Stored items
★ ★ ★
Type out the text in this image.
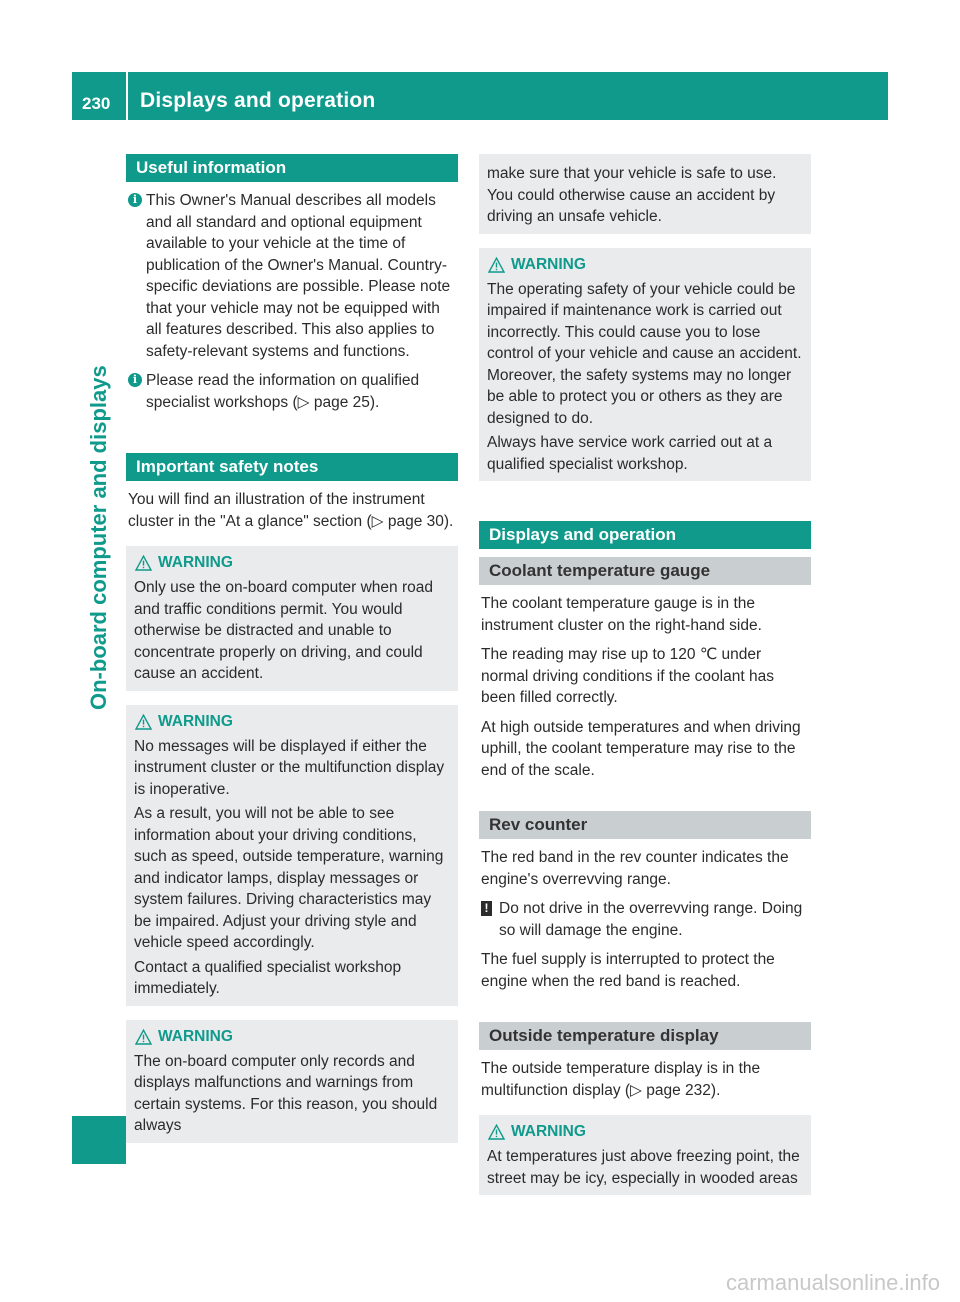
230 Displays and operation
On-board computer and displays
Useful information
i This Owner's Manual describes all models and all standard and optional equipment available to your vehicle at the time of publication of the Owner's Manual. Country-specific deviations are possible. Please note that your vehicle may not be equipped with all features described. This also applies to safety-relevant systems and functions.
i Please read the information on qualified specialist workshops (▷ page 25).
Important safety notes
You will find an illustration of the instrument cluster in the "At a glance" section (▷ page 30).
WARNING
Only use the on-board computer when road and traffic conditions permit. You would otherwise be distracted and unable to concentrate properly on driving, and could cause an accident.
WARNING
No messages will be displayed if either the instrument cluster or the multifunction display is inoperative.
As a result, you will not be able to see information about your driving conditions, such as speed, outside temperature, warning and indicator lamps, display messages or system failures. Driving characteristics may be impaired. Adjust your driving style and vehicle speed accordingly.
Contact a qualified specialist workshop immediately.
WARNING
The on-board computer only records and displays malfunctions and warnings from certain systems. For this reason, you should always
make sure that your vehicle is safe to use. You could otherwise cause an accident by driving an unsafe vehicle.
WARNING
The operating safety of your vehicle could be impaired if maintenance work is carried out incorrectly. This could cause you to lose control of your vehicle and cause an accident. Moreover, the safety systems may no longer be able to protect you or others as they are designed to do.
Always have service work carried out at a qualified specialist workshop.
Displays and operation
Coolant temperature gauge
The coolant temperature gauge is in the instrument cluster on the right-hand side.
The reading may rise up to 120 ℃ under normal driving conditions if the coolant has been filled correctly.
At high outside temperatures and when driving uphill, the coolant temperature may rise to the end of the scale.
Rev counter
The red band in the rev counter indicates the engine's overrevving range.
! Do not drive in the overrevving range. Doing so will damage the engine.
The fuel supply is interrupted to protect the engine when the red band is reached.
Outside temperature display
The outside temperature display is in the multifunction display (▷ page 232).
WARNING
At temperatures just above freezing point, the street may be icy, especially in wooded areas
carmanualsonline.info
★ ★ ★
**GIVEN INSTRUCTION:** Exactly as written, return every line of the listing, but not the pictures.

**TASK OUTPUT:**
Type out the text in this image.
230 Displays and operation
On-board computer and displays
Useful information
i This Owner's Manual describes all models and all standard and optional equipment available to your vehicle at the time of publication of the Owner's Manual. Country-specific deviations are possible. Please note that your vehicle may not be equipped with all features described. This also applies to safety-relevant systems and functions.
i Please read the information on qualified specialist workshops (▷ page 25).
Important safety notes
You will find an illustration of the instrument cluster in the "At a glance" section (▷ page 30).
WARNING
Only use the on-board computer when road and traffic conditions permit. You would otherwise be distracted and unable to concentrate properly on driving, and could cause an accident.
WARNING
No messages will be displayed if either the instrument cluster or the multifunction display is inoperative.
As a result, you will not be able to see information about your driving conditions, such as speed, outside temperature, warning and indicator lamps, display messages or system failures. Driving characteristics may be impaired. Adjust your driving style and vehicle speed accordingly.
Contact a qualified specialist workshop immediately.
WARNING
The on-board computer only records and displays malfunctions and warnings from certain systems. For this reason, you should always
make sure that your vehicle is safe to use. You could otherwise cause an accident by driving an unsafe vehicle.
WARNING
The operating safety of your vehicle could be impaired if maintenance work is carried out incorrectly. This could cause you to lose control of your vehicle and cause an accident. Moreover, the safety systems may no longer be able to protect you or others as they are designed to do.
Always have service work carried out at a qualified specialist workshop.
Displays and operation
Coolant temperature gauge
The coolant temperature gauge is in the instrument cluster on the right-hand side.
The reading may rise up to 120 ℃ under normal driving conditions if the coolant has been filled correctly.
At high outside temperatures and when driving uphill, the coolant temperature may rise to the end of the scale.
Rev counter
The red band in the rev counter indicates the engine's overrevving range.
! Do not drive in the overrevving range. Doing so will damage the engine.
The fuel supply is interrupted to protect the engine when the red band is reached.
Outside temperature display
The outside temperature display is in the multifunction display (▷ page 232).
WARNING
At temperatures just above freezing point, the street may be icy, especially in wooded areas
carmanualsonline.info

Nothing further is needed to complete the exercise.